╭─ Entries provided

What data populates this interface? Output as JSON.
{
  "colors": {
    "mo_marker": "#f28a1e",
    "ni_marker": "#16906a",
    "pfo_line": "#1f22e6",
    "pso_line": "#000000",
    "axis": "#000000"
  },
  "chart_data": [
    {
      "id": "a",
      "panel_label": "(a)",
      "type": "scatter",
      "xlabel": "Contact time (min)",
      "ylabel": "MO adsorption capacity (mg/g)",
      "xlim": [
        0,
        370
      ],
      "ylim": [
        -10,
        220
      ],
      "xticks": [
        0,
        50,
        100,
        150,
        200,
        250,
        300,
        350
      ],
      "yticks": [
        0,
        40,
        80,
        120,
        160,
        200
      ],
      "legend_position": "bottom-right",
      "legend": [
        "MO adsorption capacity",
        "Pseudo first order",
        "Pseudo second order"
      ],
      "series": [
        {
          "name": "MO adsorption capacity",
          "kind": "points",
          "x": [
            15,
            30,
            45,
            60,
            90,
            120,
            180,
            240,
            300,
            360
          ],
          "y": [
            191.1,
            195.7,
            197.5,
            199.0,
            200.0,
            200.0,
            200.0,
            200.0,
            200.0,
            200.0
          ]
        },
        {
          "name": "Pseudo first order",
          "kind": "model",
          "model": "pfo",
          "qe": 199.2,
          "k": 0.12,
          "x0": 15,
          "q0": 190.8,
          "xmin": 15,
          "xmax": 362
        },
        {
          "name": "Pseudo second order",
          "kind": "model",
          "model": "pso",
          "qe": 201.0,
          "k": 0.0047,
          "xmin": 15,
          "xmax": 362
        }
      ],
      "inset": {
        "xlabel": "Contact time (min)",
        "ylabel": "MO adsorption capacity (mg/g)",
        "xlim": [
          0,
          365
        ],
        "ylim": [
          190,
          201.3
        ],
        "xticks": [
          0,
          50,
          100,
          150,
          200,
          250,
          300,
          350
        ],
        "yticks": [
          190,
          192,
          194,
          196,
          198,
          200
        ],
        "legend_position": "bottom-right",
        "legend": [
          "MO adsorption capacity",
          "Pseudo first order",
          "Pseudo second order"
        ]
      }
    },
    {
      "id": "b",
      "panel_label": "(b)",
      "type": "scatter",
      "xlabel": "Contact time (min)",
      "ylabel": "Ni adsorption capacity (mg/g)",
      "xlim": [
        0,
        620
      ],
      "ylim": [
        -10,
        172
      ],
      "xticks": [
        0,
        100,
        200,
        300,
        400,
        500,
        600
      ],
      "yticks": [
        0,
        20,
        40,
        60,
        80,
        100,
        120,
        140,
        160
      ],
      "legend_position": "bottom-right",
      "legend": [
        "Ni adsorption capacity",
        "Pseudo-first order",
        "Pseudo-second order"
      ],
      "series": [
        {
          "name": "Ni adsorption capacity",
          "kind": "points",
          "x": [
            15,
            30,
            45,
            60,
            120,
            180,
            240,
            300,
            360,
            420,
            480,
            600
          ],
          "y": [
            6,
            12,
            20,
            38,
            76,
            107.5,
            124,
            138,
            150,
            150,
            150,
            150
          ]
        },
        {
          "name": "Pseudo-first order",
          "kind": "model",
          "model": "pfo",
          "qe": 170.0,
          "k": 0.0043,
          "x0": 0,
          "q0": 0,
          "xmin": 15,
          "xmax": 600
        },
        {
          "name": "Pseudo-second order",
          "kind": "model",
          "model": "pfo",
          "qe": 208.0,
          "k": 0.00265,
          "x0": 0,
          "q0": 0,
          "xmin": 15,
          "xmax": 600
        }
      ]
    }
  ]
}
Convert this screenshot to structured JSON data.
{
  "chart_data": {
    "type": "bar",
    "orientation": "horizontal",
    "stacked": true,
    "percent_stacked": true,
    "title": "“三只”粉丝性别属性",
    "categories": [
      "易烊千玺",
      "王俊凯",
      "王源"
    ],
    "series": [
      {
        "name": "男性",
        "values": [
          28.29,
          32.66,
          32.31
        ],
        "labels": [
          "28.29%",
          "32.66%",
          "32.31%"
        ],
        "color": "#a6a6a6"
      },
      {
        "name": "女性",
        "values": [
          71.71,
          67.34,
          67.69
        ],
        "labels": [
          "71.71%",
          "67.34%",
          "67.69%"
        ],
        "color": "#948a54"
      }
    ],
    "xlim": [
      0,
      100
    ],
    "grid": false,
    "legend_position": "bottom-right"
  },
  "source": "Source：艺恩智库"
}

╰─

Work to complete: Restate the whole of the material exactly.

Solution:
What data populates this interface? Output as JSON.
{
  "colors": {
    "mo_marker": "#f28a1e",
    "ni_marker": "#16906a",
    "pfo_line": "#1f22e6",
    "pso_line": "#000000",
    "axis": "#000000"
  },
  "chart_data": [
    {
      "id": "a",
      "panel_label": "(a)",
      "type": "scatter",
      "xlabel": "Contact time (min)",
      "ylabel": "MO adsorption capacity (mg/g)",
      "xlim": [
        0,
        370
      ],
      "ylim": [
        -10,
        220
      ],
      "xticks": [
        0,
        50,
        100,
        150,
        200,
        250,
        300,
        350
      ],
      "yticks": [
        0,
        40,
        80,
        120,
        160,
        200
      ],
      "legend_position": "bottom-right",
      "legend": [
        "MO adsorption capacity",
        "Pseudo first order",
        "Pseudo second order"
      ],
      "series": [
        {
          "name": "MO adsorption capacity",
          "kind": "points",
          "x": [
            15,
            30,
            45,
            60,
            90,
            120,
            180,
            240,
            300,
            360
          ],
          "y": [
            191.1,
            195.7,
            197.5,
            199.0,
            200.0,
            200.0,
            200.0,
            200.0,
            200.0,
            200.0
          ]
        },
        {
          "name": "Pseudo first order",
          "kind": "model",
          "model": "pfo",
          "qe": 199.2,
          "k": 0.12,
          "x0": 15,
          "q0": 190.8,
          "xmin": 15,
          "xmax": 362
        },
        {
          "name": "Pseudo second order",
          "kind": "model",
          "model": "pso",
          "qe": 201.0,
          "k": 0.0047,
          "xmin": 15,
          "xmax": 362
        }
      ],
      "inset": {
        "xlabel": "Contact time (min)",
        "ylabel": "MO adsorption capacity (mg/g)",
        "xlim": [
          0,
          365
        ],
        "ylim": [
          190,
          201.3
        ],
        "xticks": [
          0,
          50,
          100,
          150,
          200,
          250,
          300,
          350
        ],
        "yticks": [
          190,
          192,
          194,
          196,
          198,
          200
        ],
        "legend_position": "bottom-right",
        "legend": [
          "MO adsorption capacity",
          "Pseudo first order",
          "Pseudo second order"
        ]
      }
    },
    {
      "id": "b",
      "panel_label": "(b)",
      "type": "scatter",
      "xlabel": "Contact time (min)",
      "ylabel": "Ni adsorption capacity (mg/g)",
      "xlim": [
        0,
        620
      ],
      "ylim": [
        -10,
        172
      ],
      "xticks": [
        0,
        100,
        200,
        300,
        400,
        500,
        600
      ],
      "yticks": [
        0,
        20,
        40,
        60,
        80,
        100,
        120,
        140,
        160
      ],
      "legend_position": "bottom-right",
      "legend": [
        "Ni adsorption capacity",
        "Pseudo-first order",
        "Pseudo-second order"
      ],
      "series": [
        {
          "name": "Ni adsorption capacity",
          "kind": "points",
          "x": [
            15,
            30,
            45,
            60,
            120,
            180,
            240,
            300,
            360,
            420,
            480,
            600
          ],
          "y": [
            6,
            12,
            20,
            38,
            76,
            107.5,
            124,
            138,
            150,
            150,
            150,
            150
          ]
        },
        {
          "name": "Pseudo-first order",
          "kind": "model",
          "model": "pfo",
          "qe": 170.0,
          "k": 0.0043,
          "x0": 0,
          "q0": 0,
          "xmin": 15,
          "xmax": 600
        },
        {
          "name": "Pseudo-second order",
          "kind": "model",
          "model": "pfo",
          "qe": 208.0,
          "k": 0.00265,
          "x0": 0,
          "q0": 0,
          "xmin": 15,
          "xmax": 600
        }
      ]
    }
  ]
}
Convert this screenshot to structured JSON data.
{
  "chart_data": {
    "type": "bar",
    "orientation": "horizontal",
    "stacked": true,
    "percent_stacked": true,
    "title": "“三只”粉丝性别属性",
    "categories": [
      "易烊千玺",
      "王俊凯",
      "王源"
    ],
    "series": [
      {
        "name": "男性",
        "values": [
          28.29,
          32.66,
          32.31
        ],
        "labels": [
          "28.29%",
          "32.66%",
          "32.31%"
        ],
        "color": "#a6a6a6"
      },
      {
        "name": "女性",
        "values": [
          71.71,
          67.34,
          67.69
        ],
        "labels": [
          "71.71%",
          "67.34%",
          "67.69%"
        ],
        "color": "#948a54"
      }
    ],
    "xlim": [
      0,
      100
    ],
    "grid": false,
    "legend_position": "bottom-right"
  },
  "source": "Source：艺恩智库"
}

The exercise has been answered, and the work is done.